-- Selected text follows --

Font Size in Open Office Docs on different platforms

Andy Campbell fedora at starsend.force9.co.uk
Tue Aug 29 21:38:29 UTC 2006


Matthew Saltzman wrote:
> On Tue, 29 Aug 2006, Tim wrote:
>
>> Tim:
>>>> Are the lines the same widths?  Point sizing generally refers to
>>>> characters per inch across the page.
>>
>> Richard England:
>>> I don't believe that is true unless it has changed since my days in
>>> actual printing.  The character size in points refers to the size from
>>> the highest to the lowest extent of the letters of a given type face
>>> size.
>>
>> While the "size" of a font is, indeed, the entire size of the font,
>> points used in typing, generally, were just used as a measure of how
>> many would fit across a given width (10pt being the common one, 12pt
>> being the more compact, usually).
>
> A point is 1/72 of an inch, and typface sizes are measured vertically. 
> Ten-point type is smaller than 12-point type.
>
> Manual and electric typewriters of old usually came with one of two 
> fixed-width typefaces: Pica (10 chars per inch) and the more compact 
> Elite (12 cpi).  (High-school students liked Pica typewriters better 
> than Elite because fewer words were needed to fill up that five-page 
> essay.  Today's high-school students use the same trick.)  (Adding to 
> the confusion, a pica is a measure equal to 1/6 of an inch.)
>
> It doesn't make much sense with a variable-width font to talk about 
> measuring its size in terms of horizontal cpi.
>
>>
>>> You also have to consider the display medium. DPI and aspect ratio of
>>> the display device can wreak havoc on any document transfered across
>>> systems.
>>
>> Another consideration that word processor document files are just
>> storage of something on a particular PC (for later printing, etc.).
>> They really are not a portable document format.  A different PC might
>> have different fonts, and will probably have a different printer (with
>> different minimum margins).
>
> The problem of documents looking different on different systems is 
> indeed due to fonts, at least in large part.  The different fonts 
> usually differ in terms of appearance (of course) and in terms of 
> average width.  Modern printers usually have controllable margins and 
> one of a few standard dots-per-inch measures (and the information is 
> recorded in the drivers), so that's not so much of an issue.  (Old 
> daisy-wheel printers were another matter entirely.)  The issue is how 
> typefaces are translated from their vector descriptions to their pixel 
> representations.
>
> With screens, fonts are measured in points, but when they are drawn, 
> they are drawn using pixels.  The font-drawing systems need to know 
> the true number of pixels per inch (ppi) in order to get the point 
> size true.  If a system can't detect the ppi and the user doesn't set 
> it, then the font sizes on screens are likely to be (a) wrong and (b) 
> different from screen to screen--even when using the same software.
>

Ok.  so explain this ....

Everyone else at work uses StarOffice, I've just been using OpenOffice 
on my own machines as it get installed as standard on FC5.  I've just 
installed StarOffice on FC5, and with StarOffice the documents look and 
print the same as every one at work. So it appears to be the Office 
software and not OS/X related.

If I print the same document from OpenOffice and StarOffice and hold the 
pages on top of each other and up to a light I can see the gradual creep 
as one document goes out of sync with the other - but its very slight on 
a line by line basis.

Now I thought StarOffice and OpenOffice had the same code base ?  So I 
would expect the font rendering to be the same.

-- Selected text concluded --

What to do: In the post about font sizes in Open Office documents, swap "characters per inch" for "letters per inch" and write out the part that opens with the words containing "Andy Campbell fedora" and closes with "across the page.". The rows that follow were drawn from a different source than the post above.

-- Supplied information follows --

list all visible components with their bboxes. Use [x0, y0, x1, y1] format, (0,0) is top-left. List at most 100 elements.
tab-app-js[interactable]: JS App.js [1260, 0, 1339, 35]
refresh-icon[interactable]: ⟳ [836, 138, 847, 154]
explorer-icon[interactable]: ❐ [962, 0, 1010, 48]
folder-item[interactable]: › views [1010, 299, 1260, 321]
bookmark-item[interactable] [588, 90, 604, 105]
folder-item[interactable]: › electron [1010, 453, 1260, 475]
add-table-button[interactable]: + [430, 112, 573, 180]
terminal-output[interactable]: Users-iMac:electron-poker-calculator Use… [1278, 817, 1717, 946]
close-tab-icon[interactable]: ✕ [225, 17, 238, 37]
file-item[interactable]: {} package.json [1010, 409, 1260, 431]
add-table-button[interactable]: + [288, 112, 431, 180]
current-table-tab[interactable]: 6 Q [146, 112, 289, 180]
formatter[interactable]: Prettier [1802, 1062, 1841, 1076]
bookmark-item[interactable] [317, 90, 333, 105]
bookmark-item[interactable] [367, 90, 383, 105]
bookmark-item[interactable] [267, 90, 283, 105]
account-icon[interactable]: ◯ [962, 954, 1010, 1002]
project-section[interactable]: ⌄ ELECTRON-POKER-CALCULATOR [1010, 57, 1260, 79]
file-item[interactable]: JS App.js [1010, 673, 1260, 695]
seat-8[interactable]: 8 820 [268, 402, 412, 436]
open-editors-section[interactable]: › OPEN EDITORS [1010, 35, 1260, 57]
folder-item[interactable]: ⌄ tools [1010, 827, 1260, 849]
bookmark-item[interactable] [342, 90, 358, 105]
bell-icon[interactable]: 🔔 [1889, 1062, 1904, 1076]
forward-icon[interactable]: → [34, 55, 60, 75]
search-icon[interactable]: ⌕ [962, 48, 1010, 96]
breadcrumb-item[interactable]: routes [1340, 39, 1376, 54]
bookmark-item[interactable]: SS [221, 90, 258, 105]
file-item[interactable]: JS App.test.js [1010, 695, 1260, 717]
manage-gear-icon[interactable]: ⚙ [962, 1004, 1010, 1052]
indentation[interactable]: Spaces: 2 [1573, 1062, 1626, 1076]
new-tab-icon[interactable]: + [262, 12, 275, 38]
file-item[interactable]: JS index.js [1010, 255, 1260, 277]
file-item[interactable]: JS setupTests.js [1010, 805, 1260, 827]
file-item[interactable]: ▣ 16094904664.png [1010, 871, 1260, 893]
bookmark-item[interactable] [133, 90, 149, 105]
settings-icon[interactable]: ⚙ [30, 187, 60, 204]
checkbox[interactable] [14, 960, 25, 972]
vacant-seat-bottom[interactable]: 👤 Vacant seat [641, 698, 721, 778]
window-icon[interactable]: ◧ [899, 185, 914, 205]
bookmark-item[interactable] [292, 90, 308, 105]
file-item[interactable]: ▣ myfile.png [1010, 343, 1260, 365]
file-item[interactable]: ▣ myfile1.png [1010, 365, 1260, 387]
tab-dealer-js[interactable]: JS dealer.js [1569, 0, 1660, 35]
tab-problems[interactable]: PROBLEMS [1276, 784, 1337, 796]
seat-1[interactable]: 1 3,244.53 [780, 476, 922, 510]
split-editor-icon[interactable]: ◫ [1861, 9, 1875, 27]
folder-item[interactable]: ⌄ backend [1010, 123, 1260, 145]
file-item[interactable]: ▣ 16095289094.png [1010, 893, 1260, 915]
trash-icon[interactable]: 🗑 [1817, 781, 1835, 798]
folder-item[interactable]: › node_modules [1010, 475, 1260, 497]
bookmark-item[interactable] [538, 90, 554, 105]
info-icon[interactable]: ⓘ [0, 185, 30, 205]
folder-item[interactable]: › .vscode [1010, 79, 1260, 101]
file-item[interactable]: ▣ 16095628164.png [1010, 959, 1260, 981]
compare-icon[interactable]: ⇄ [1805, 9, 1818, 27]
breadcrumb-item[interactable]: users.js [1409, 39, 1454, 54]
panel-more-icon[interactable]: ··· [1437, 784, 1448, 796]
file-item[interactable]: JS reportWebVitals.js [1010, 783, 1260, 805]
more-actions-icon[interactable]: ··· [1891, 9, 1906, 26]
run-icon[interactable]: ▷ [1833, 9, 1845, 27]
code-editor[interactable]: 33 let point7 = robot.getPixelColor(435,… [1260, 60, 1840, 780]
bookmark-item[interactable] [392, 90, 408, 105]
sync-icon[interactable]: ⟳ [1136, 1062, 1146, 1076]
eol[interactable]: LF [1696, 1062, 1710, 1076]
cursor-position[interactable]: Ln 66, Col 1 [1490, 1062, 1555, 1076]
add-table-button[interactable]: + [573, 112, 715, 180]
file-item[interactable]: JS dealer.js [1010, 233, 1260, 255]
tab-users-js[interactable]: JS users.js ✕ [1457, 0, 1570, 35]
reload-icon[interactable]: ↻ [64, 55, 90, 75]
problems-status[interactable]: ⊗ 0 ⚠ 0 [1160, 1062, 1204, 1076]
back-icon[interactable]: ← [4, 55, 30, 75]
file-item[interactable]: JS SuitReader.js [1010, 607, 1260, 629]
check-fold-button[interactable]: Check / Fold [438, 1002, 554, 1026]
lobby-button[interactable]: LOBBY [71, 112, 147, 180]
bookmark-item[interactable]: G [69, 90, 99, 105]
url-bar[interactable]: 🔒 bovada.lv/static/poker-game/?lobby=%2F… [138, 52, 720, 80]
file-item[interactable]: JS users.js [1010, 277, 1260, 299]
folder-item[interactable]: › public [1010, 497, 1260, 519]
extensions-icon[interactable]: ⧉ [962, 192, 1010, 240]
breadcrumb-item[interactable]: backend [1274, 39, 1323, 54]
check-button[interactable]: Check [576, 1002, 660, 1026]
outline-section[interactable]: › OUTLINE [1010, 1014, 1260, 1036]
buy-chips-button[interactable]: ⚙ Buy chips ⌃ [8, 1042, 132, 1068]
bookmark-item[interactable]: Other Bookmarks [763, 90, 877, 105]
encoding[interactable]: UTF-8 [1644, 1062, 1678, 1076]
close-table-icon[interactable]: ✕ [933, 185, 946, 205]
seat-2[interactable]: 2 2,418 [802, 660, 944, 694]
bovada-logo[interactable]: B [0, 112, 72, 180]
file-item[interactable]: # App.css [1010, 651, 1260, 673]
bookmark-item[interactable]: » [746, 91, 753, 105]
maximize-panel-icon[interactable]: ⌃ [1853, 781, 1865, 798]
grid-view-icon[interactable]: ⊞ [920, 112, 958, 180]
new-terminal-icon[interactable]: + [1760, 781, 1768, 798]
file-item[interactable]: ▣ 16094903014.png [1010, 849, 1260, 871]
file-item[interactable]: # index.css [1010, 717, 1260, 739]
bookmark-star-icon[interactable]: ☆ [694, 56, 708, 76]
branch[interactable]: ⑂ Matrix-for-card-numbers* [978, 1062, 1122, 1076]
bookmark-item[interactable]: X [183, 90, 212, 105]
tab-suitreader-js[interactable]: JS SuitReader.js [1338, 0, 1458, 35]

-- Supplied information concluded --

Written solution:
Andy Campbell fedora at starsend.force9.co.uk
Tue Aug 29 21:38:29 UTC 2006


Matthew Saltzman wrote:
> On Tue, 29 Aug 2006, Tim wrote:
>
>> Tim:
>>>> Are the lines the same widths?  Point sizing generally refers to
>>>> letters per inch across the page.